STATED GOAL: Search the data for the word "ylabel". Reproduce every line where it is found.

SUPPLIED MATERIAL:
— BEGIN —
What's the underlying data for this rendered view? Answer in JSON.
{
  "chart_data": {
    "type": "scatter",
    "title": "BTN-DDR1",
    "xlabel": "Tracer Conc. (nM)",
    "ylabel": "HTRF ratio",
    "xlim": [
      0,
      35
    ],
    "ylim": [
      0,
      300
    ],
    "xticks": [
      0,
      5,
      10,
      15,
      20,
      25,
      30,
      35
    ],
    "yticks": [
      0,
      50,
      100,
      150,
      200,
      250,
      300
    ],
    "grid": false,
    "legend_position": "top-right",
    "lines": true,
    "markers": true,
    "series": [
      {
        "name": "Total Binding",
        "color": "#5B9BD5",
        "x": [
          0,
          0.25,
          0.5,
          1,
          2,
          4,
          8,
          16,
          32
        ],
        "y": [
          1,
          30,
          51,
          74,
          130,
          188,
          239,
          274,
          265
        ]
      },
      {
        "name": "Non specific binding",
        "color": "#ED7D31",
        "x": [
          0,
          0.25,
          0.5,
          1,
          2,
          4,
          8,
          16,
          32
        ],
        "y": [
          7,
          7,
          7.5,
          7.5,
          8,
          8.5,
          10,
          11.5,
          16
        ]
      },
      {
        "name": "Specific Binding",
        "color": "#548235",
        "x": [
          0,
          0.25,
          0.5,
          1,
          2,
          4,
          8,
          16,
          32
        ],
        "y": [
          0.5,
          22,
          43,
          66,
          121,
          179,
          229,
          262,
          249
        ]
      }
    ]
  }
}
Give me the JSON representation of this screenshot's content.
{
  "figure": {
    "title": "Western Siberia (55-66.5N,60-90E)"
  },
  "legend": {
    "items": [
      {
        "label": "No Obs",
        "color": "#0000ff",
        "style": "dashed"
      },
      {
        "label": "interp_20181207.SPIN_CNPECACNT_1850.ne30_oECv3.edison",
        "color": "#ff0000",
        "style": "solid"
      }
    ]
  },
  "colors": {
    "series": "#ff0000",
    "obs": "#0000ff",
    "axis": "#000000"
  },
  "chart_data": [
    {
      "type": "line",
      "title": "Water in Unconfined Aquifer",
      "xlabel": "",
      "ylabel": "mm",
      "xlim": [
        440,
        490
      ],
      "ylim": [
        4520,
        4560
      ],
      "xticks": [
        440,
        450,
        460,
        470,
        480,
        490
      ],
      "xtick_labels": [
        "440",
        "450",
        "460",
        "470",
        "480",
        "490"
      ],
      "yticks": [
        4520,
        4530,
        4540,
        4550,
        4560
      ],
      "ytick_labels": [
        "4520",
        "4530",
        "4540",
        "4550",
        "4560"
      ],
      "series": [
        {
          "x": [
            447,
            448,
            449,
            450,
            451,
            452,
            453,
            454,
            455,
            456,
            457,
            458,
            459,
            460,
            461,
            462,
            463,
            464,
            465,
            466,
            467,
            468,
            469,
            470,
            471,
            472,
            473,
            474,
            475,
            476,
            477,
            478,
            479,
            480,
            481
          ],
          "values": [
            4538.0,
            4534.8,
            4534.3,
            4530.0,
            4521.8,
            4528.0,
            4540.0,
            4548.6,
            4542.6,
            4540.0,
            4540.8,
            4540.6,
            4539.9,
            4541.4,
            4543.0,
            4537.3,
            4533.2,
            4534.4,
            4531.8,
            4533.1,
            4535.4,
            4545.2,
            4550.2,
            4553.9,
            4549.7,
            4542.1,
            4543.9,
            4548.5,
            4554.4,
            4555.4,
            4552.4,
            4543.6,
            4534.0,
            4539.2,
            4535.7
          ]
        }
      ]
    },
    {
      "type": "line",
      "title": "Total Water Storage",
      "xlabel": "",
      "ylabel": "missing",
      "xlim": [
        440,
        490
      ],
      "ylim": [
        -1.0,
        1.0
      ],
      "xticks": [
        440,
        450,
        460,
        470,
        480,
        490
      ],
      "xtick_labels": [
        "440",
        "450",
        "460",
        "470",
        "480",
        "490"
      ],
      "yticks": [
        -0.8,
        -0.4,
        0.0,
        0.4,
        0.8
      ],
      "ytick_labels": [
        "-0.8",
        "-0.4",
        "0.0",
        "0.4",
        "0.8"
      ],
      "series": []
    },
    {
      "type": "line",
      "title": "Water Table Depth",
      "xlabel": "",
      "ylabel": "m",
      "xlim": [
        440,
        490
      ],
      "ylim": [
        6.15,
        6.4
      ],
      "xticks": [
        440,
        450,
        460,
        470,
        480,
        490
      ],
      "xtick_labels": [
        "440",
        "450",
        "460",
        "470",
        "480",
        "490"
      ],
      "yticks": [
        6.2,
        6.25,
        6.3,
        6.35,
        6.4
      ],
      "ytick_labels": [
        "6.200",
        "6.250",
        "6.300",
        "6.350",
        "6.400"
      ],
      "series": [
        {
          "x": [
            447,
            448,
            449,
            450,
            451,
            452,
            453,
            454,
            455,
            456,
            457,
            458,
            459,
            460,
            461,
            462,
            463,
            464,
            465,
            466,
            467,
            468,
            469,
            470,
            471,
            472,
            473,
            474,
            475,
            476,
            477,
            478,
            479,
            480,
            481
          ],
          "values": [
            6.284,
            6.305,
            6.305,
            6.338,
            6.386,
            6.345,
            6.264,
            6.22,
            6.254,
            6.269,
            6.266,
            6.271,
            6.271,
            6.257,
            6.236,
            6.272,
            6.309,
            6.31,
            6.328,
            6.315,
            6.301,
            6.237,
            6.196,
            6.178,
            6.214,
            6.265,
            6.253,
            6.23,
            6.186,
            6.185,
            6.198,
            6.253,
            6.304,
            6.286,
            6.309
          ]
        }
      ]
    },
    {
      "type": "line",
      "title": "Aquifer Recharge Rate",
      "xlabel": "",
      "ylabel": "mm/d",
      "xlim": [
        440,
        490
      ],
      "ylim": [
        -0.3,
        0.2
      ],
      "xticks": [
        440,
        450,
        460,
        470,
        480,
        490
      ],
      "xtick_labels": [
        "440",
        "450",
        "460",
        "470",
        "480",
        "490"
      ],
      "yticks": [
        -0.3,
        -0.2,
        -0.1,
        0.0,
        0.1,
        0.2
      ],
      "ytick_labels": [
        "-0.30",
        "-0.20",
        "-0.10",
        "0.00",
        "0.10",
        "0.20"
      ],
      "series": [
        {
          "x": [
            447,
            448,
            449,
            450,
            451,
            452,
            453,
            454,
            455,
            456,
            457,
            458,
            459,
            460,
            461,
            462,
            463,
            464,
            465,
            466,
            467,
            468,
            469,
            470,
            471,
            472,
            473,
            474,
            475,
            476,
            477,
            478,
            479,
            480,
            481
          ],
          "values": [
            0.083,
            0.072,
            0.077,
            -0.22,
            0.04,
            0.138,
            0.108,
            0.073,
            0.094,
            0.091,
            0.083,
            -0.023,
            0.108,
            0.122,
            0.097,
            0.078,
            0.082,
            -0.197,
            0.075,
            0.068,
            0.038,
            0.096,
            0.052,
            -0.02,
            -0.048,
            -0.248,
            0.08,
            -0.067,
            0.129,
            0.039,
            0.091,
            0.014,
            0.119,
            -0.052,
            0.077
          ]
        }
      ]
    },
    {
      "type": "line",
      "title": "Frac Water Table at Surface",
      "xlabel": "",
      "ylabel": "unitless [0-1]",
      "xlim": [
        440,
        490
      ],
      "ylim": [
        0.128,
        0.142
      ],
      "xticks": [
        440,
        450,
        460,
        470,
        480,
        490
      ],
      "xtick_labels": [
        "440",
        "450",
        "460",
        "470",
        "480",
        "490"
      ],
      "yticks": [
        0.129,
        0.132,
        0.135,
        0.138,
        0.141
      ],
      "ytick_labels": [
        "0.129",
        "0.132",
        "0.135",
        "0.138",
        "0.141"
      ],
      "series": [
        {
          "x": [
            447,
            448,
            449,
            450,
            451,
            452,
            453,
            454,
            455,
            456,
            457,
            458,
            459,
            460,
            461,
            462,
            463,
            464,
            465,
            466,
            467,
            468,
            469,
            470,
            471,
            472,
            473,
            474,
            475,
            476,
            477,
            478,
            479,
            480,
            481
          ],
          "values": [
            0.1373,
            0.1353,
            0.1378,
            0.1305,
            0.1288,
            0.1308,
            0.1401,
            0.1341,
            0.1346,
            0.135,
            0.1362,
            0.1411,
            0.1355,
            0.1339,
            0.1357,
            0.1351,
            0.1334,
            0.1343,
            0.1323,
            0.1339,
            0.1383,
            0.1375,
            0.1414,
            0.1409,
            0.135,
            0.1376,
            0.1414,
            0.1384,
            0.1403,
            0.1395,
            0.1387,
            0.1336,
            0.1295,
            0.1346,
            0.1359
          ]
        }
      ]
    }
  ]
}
— END —
THE SOLUTION:
    "ylabel": "HTRF ratio",
      "ylabel": "mm",
      "ylabel": "missing",
      "ylabel": "m",
      "ylabel": "mm/d",
      "ylabel": "unitless [0-1]",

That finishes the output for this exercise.